From the listing that follows, extract every line and set it down unaltered.

___ Material for this task ___

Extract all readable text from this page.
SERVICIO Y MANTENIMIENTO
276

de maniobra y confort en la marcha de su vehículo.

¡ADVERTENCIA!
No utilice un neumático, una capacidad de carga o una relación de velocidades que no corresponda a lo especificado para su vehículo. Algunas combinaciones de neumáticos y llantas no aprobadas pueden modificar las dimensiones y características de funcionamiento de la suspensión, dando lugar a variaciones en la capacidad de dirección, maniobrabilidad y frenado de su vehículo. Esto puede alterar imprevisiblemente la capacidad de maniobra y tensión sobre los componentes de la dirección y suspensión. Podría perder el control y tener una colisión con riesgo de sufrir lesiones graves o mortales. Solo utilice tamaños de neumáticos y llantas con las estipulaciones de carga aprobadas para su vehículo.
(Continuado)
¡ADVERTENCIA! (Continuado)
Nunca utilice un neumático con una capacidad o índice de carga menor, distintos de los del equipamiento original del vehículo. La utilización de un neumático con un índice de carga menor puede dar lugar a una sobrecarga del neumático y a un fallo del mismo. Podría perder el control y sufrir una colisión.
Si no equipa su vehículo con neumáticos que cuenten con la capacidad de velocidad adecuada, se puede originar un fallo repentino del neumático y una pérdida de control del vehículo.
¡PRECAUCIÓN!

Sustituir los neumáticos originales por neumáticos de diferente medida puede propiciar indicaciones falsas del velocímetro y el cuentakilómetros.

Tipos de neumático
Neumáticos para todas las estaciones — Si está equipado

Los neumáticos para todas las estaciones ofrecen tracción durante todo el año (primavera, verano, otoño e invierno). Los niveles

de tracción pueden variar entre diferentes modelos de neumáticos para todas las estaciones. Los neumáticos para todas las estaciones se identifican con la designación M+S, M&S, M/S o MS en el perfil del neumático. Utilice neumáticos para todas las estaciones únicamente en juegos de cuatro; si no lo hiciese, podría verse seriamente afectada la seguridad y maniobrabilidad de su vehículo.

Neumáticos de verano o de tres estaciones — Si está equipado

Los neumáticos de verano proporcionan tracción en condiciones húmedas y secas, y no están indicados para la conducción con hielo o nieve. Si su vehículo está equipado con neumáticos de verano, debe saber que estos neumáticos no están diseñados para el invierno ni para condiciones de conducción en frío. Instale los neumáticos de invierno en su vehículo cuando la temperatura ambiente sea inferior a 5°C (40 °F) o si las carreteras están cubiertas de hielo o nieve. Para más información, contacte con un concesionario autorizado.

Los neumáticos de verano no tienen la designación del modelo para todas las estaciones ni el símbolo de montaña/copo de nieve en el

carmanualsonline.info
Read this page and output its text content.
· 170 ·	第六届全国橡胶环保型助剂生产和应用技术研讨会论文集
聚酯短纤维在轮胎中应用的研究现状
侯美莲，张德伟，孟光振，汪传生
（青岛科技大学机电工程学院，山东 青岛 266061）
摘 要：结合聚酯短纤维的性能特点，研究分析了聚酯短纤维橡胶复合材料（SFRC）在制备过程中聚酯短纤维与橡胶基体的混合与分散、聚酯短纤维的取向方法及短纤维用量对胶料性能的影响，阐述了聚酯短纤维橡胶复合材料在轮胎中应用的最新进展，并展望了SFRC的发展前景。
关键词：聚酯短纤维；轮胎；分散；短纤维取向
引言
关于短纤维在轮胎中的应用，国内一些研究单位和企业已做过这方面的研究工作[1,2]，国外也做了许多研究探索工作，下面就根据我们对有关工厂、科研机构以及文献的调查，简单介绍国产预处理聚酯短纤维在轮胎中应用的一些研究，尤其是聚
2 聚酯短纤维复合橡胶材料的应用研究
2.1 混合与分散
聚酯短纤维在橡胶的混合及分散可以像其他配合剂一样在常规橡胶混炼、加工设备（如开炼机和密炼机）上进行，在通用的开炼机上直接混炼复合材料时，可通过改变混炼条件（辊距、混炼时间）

___

▸ Finished task:
Extract all readable text from this page.
SERVICIO Y MANTENIMIENTO
276

de maniobra y confort en la marcha de su vehículo.

¡ADVERTENCIA!
No utilice un neumático, una capacidad de carga o una relación de velocidades que no corresponda a lo especificado para su vehículo. Algunas combinaciones de neumáticos y llantas no aprobadas pueden modificar las dimensiones y características de funcionamiento de la suspensión, dando lugar a variaciones en la capacidad de dirección, maniobrabilidad y frenado de su vehículo. Esto puede alterar imprevisiblemente la capacidad de maniobra y tensión sobre los componentes de la dirección y suspensión. Podría perder el control y tener una colisión con riesgo de sufrir lesiones graves o mortales. Solo utilice tamaños de neumáticos y llantas con las estipulaciones de carga aprobadas para su vehículo.
(Continuado)
¡ADVERTENCIA! (Continuado)
Nunca utilice un neumático con una capacidad o índice de carga menor, distintos de los del equipamiento original del vehículo. La utilización de un neumático con un índice de carga menor puede dar lugar a una sobrecarga del neumático y a un fallo del mismo. Podría perder el control y sufrir una colisión.
Si no equipa su vehículo con neumáticos que cuenten con la capacidad de velocidad adecuada, se puede originar un fallo repentino del neumático y una pérdida de control del vehículo.
¡PRECAUCIÓN!

Sustituir los neumáticos originales por neumáticos de diferente medida puede propiciar indicaciones falsas del velocímetro y el cuentakilómetros.

Tipos de neumático
Neumáticos para todas las estaciones — Si está equipado

Los neumáticos para todas las estaciones ofrecen tracción durante todo el año (primavera, verano, otoño e invierno). Los niveles

de tracción pueden variar entre diferentes modelos de neumáticos para todas las estaciones. Los neumáticos para todas las estaciones se identifican con la designación M+S, M&S, M/S o MS en el perfil del neumático. Utilice neumáticos para todas las estaciones únicamente en juegos de cuatro; si no lo hiciese, podría verse seriamente afectada la seguridad y maniobrabilidad de su vehículo.

Neumáticos de verano o de tres estaciones — Si está equipado

Los neumáticos de verano proporcionan tracción en condiciones húmedas y secas, y no están indicados para la conducción con hielo o nieve. Si su vehículo está equipado con neumáticos de verano, debe saber que estos neumáticos no están diseñados para el invierno ni para condiciones de conducción en frío. Instale los neumáticos de invierno en su vehículo cuando la temperatura ambiente sea inferior a 5°C (40 °F) o si las carreteras están cubiertas de hielo o nieve. Para más información, contacte con un concesionario autorizado.

Los neumáticos de verano no tienen la designación del modelo para todas las estaciones ni el símbolo de montaña/copo de nieve en el

carmanualsonline.info
Read this page and output its text content.
· 170 ·	第六届全国橡胶环保型助剂生产和应用技术研讨会论文集
聚酯短纤维在轮胎中应用的研究现状
侯美莲，张德伟，孟光振，汪传生
（青岛科技大学机电工程学院，山东 青岛 266061）
摘 要：结合聚酯短纤维的性能特点，研究分析了聚酯短纤维橡胶复合材料（SFRC）在制备过程中聚酯短纤维与橡胶基体的混合与分散、聚酯短纤维的取向方法及短纤维用量对胶料性能的影响，阐述了聚酯短纤维橡胶复合材料在轮胎中应用的最新进展，并展望了SFRC的发展前景。
关键词：聚酯短纤维；轮胎；分散；短纤维取向
引言
关于短纤维在轮胎中的应用，国内一些研究单位和企业已做过这方面的研究工作[1,2]，国外也做了许多研究探索工作，下面就根据我们对有关工厂、科研机构以及文献的调查，简单介绍国产预处理聚酯短纤维在轮胎中应用的一些研究，尤其是聚
2 聚酯短纤维复合橡胶材料的应用研究
2.1 混合与分散
聚酯短纤维在橡胶的混合及分散可以像其他配合剂一样在常规橡胶混炼、加工设备（如开炼机和密炼机）上进行，在通用的开炼机上直接混炼复合材料时，可通过改变混炼条件（辊距、混炼时间）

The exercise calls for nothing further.